▸ **EXERCISE OBJECTIVE**:
Extract the complete data exactly as given.

▸ **MATERIAL TO PROCESS**:
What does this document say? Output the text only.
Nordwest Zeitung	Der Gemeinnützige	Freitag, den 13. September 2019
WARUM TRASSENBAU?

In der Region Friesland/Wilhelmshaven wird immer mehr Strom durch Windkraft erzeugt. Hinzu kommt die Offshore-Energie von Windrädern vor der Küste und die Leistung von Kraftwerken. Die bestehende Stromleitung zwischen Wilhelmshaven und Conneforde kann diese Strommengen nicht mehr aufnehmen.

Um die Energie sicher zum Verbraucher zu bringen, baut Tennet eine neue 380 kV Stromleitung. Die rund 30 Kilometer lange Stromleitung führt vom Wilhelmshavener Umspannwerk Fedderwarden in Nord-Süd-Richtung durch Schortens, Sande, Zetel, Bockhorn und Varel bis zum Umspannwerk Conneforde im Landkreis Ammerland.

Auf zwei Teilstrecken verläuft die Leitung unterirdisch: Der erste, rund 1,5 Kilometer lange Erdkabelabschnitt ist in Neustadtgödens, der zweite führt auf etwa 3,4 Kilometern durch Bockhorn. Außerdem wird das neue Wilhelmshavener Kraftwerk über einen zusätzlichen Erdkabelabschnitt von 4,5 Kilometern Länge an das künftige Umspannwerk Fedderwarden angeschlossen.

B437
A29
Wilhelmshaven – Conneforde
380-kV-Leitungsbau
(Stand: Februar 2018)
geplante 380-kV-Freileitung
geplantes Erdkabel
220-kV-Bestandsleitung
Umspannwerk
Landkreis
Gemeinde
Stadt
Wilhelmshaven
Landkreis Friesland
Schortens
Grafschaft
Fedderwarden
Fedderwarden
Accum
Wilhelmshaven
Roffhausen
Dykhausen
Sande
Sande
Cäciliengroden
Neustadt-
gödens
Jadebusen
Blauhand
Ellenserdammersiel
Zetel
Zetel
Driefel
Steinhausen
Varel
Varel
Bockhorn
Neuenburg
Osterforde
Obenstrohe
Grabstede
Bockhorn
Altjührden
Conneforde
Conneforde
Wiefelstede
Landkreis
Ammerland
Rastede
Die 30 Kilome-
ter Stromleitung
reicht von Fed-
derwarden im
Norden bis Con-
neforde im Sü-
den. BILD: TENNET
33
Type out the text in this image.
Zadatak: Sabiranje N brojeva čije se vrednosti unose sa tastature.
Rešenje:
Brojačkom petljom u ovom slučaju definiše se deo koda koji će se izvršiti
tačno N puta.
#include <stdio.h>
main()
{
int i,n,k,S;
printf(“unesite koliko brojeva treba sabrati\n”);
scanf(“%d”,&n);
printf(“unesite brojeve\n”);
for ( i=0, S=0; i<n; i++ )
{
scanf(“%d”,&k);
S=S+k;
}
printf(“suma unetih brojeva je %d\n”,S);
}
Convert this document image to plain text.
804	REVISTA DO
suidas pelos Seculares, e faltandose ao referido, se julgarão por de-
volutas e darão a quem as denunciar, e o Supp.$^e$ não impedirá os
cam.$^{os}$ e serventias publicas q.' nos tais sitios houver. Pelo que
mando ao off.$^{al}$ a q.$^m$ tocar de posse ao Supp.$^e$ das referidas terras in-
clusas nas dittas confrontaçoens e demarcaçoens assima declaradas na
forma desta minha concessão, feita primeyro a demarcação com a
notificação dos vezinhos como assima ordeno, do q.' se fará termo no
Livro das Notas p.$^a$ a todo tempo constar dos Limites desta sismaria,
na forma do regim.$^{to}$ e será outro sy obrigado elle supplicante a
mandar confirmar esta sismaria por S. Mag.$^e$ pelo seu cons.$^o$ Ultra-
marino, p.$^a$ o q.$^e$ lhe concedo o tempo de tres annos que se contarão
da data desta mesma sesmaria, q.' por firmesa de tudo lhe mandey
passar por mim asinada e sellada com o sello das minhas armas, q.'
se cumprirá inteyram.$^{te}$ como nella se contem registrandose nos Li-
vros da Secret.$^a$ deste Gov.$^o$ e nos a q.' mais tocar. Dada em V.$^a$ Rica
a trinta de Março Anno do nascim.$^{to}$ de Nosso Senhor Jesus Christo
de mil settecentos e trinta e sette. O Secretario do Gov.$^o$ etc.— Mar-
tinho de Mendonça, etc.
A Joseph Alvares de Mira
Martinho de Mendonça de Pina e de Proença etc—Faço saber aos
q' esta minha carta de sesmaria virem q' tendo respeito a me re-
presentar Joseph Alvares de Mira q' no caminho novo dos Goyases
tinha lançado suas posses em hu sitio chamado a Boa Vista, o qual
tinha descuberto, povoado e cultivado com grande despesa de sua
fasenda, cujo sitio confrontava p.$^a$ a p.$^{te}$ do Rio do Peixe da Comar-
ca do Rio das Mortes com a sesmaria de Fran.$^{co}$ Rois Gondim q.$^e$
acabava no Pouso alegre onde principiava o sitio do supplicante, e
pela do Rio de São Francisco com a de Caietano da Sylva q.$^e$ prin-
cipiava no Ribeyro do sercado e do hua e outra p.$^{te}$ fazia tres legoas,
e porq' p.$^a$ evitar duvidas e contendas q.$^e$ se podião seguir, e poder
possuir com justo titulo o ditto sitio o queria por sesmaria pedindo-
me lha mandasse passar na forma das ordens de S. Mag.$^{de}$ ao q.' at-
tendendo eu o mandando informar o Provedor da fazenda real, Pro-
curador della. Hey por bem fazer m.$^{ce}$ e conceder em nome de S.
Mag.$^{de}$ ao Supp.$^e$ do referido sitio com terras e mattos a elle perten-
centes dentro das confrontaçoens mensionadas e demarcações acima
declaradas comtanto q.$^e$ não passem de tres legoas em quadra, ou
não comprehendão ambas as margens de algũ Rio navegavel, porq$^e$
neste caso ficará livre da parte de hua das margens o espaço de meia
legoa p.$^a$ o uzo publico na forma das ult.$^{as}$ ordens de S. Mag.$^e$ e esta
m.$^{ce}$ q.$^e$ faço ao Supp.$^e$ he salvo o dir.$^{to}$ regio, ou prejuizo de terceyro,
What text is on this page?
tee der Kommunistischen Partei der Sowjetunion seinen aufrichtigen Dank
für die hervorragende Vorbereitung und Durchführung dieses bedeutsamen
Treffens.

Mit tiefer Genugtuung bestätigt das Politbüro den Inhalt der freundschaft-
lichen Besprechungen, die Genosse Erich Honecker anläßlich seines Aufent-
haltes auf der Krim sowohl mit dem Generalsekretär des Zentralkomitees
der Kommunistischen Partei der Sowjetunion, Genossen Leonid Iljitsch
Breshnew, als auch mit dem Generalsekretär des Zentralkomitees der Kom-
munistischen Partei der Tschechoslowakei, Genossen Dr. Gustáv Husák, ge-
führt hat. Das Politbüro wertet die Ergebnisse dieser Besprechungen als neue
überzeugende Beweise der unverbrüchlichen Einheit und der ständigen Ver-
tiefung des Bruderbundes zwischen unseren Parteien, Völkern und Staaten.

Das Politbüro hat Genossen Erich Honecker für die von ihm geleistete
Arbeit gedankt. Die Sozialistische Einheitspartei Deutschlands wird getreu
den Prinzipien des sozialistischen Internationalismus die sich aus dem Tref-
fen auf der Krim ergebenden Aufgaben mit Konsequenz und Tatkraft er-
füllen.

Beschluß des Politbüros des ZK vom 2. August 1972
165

▸ **WRITTEN RESPONSE**:
What does this document say? Output the text only.
Nordwest Zeitung	Der Gemeinnützige	Freitag, den 13. September 2019
WARUM TRASSENBAU?

In der Region Friesland/Wilhelmshaven wird immer mehr Strom durch Windkraft erzeugt. Hinzu kommt die Offshore-Energie von Windrädern vor der Küste und die Leistung von Kraftwerken. Die bestehende Stromleitung zwischen Wilhelmshaven und Conneforde kann diese Strommengen nicht mehr aufnehmen.

Um die Energie sicher zum Verbraucher zu bringen, baut Tennet eine neue 380 kV Stromleitung. Die rund 30 Kilometer lange Stromleitung führt vom Wilhelmshavener Umspannwerk Fedderwarden in Nord-Süd-Richtung durch Schortens, Sande, Zetel, Bockhorn und Varel bis zum Umspannwerk Conneforde im Landkreis Ammerland.

Auf zwei Teilstrecken verläuft die Leitung unterirdisch: Der erste, rund 1,5 Kilometer lange Erdkabelabschnitt ist in Neustadtgödens, der zweite führt auf etwa 3,4 Kilometern durch Bockhorn. Außerdem wird das neue Wilhelmshavener Kraftwerk über einen zusätzlichen Erdkabelabschnitt von 4,5 Kilometern Länge an das künftige Umspannwerk Fedderwarden angeschlossen.

B437
A29
Wilhelmshaven – Conneforde
380-kV-Leitungsbau
(Stand: Februar 2018)
geplante 380-kV-Freileitung
geplantes Erdkabel
220-kV-Bestandsleitung
Umspannwerk
Landkreis
Gemeinde
Stadt
Wilhelmshaven
Landkreis Friesland
Schortens
Grafschaft
Fedderwarden
Fedderwarden
Accum
Wilhelmshaven
Roffhausen
Dykhausen
Sande
Sande
Cäciliengroden
Neustadt-
gödens
Jadebusen
Blauhand
Ellenserdammersiel
Zetel
Zetel
Driefel
Steinhausen
Varel
Varel
Bockhorn
Neuenburg
Osterforde
Obenstrohe
Grabstede
Bockhorn
Altjührden
Conneforde
Conneforde
Wiefelstede
Landkreis
Ammerland
Rastede
Die 30 Kilome-
ter Stromleitung
reicht von Fed-
derwarden im
Norden bis Con-
neforde im Sü-
den. BILD: TENNET
33
Type out the text in this image.
Zadatak: Sabiranje N brojeva čije se vrednosti unose sa tastature.
Rešenje:
Brojačkom petljom u ovom slučaju definiše se deo koda koji će se izvršiti
tačno N puta.
#include <stdio.h>
main()
{
int i,n,k,S;
printf(“unesite koliko brojeva treba sabrati\n”);
scanf(“%d”,&n);
printf(“unesite brojeve\n”);
for ( i=0, S=0; i<n; i++ )
{
scanf(“%d”,&k);
S=S+k;
}
printf(“suma unetih brojeva je %d\n”,S);
}
Convert this document image to plain text.
804	REVISTA DO
suidas pelos Seculares, e faltandose ao referido, se julgarão por de-
volutas e darão a quem as denunciar, e o Supp.$^e$ não impedirá os
cam.$^{os}$ e serventias publicas q.' nos tais sitios houver. Pelo que
mando ao off.$^{al}$ a q.$^m$ tocar de posse ao Supp.$^e$ das referidas terras in-
clusas nas dittas confrontaçoens e demarcaçoens assima declaradas na
forma desta minha concessão, feita primeyro a demarcação com a
notificação dos vezinhos como assima ordeno, do q.' se fará termo no
Livro das Notas p.$^a$ a todo tempo constar dos Limites desta sismaria,
na forma do regim.$^{to}$ e será outro sy obrigado elle supplicante a
mandar confirmar esta sismaria por S. Mag.$^e$ pelo seu cons.$^o$ Ultra-
marino, p.$^a$ o q.$^e$ lhe concedo o tempo de tres annos que se contarão
da data desta mesma sesmaria, q.' por firmesa de tudo lhe mandey
passar por mim asinada e sellada com o sello das minhas armas, q.'
se cumprirá inteyram.$^{te}$ como nella se contem registrandose nos Li-
vros da Secret.$^a$ deste Gov.$^o$ e nos a q.' mais tocar. Dada em V.$^a$ Rica
a trinta de Março Anno do nascim.$^{to}$ de Nosso Senhor Jesus Christo
de mil settecentos e trinta e sette. O Secretario do Gov.$^o$ etc.— Mar-
tinho de Mendonça, etc.
A Joseph Alvares de Mira
Martinho de Mendonça de Pina e de Proença etc—Faço saber aos
q' esta minha carta de sesmaria virem q' tendo respeito a me re-
presentar Joseph Alvares de Mira q' no caminho novo dos Goyases
tinha lançado suas posses em hu sitio chamado a Boa Vista, o qual
tinha descuberto, povoado e cultivado com grande despesa de sua
fasenda, cujo sitio confrontava p.$^a$ a p.$^{te}$ do Rio do Peixe da Comar-
ca do Rio das Mortes com a sesmaria de Fran.$^{co}$ Rois Gondim q.$^e$
acabava no Pouso alegre onde principiava o sitio do supplicante, e
pela do Rio de São Francisco com a de Caietano da Sylva q.$^e$ prin-
cipiava no Ribeyro do sercado e do hua e outra p.$^{te}$ fazia tres legoas,
e porq' p.$^a$ evitar duvidas e contendas q.$^e$ se podião seguir, e poder
possuir com justo titulo o ditto sitio o queria por sesmaria pedindo-
me lha mandasse passar na forma das ordens de S. Mag.$^{de}$ ao q.' at-
tendendo eu o mandando informar o Provedor da fazenda real, Pro-
curador della. Hey por bem fazer m.$^{ce}$ e conceder em nome de S.
Mag.$^{de}$ ao Supp.$^e$ do referido sitio com terras e mattos a elle perten-
centes dentro das confrontaçoens mensionadas e demarcações acima
declaradas comtanto q.$^e$ não passem de tres legoas em quadra, ou
não comprehendão ambas as margens de algũ Rio navegavel, porq$^e$
neste caso ficará livre da parte de hua das margens o espaço de meia
legoa p.$^a$ o uzo publico na forma das ult.$^{as}$ ordens de S. Mag.$^e$ e esta
m.$^{ce}$ q.$^e$ faço ao Supp.$^e$ he salvo o dir.$^{to}$ regio, ou prejuizo de terceyro,
What text is on this page?
tee der Kommunistischen Partei der Sowjetunion seinen aufrichtigen Dank
für die hervorragende Vorbereitung und Durchführung dieses bedeutsamen
Treffens.

Mit tiefer Genugtuung bestätigt das Politbüro den Inhalt der freundschaft-
lichen Besprechungen, die Genosse Erich Honecker anläßlich seines Aufent-
haltes auf der Krim sowohl mit dem Generalsekretär des Zentralkomitees
der Kommunistischen Partei der Sowjetunion, Genossen Leonid Iljitsch
Breshnew, als auch mit dem Generalsekretär des Zentralkomitees der Kom-
munistischen Partei der Tschechoslowakei, Genossen Dr. Gustáv Husák, ge-
führt hat. Das Politbüro wertet die Ergebnisse dieser Besprechungen als neue
überzeugende Beweise der unverbrüchlichen Einheit und der ständigen Ver-
tiefung des Bruderbundes zwischen unseren Parteien, Völkern und Staaten.

Das Politbüro hat Genossen Erich Honecker für die von ihm geleistete
Arbeit gedankt. Die Sozialistische Einheitspartei Deutschlands wird getreu
den Prinzipien des sozialistischen Internationalismus die sich aus dem Tref-
fen auf der Krim ergebenden Aufgaben mit Konsequenz und Tatkraft er-
füllen.

Beschluß des Politbüros des ZK vom 2. August 1972
165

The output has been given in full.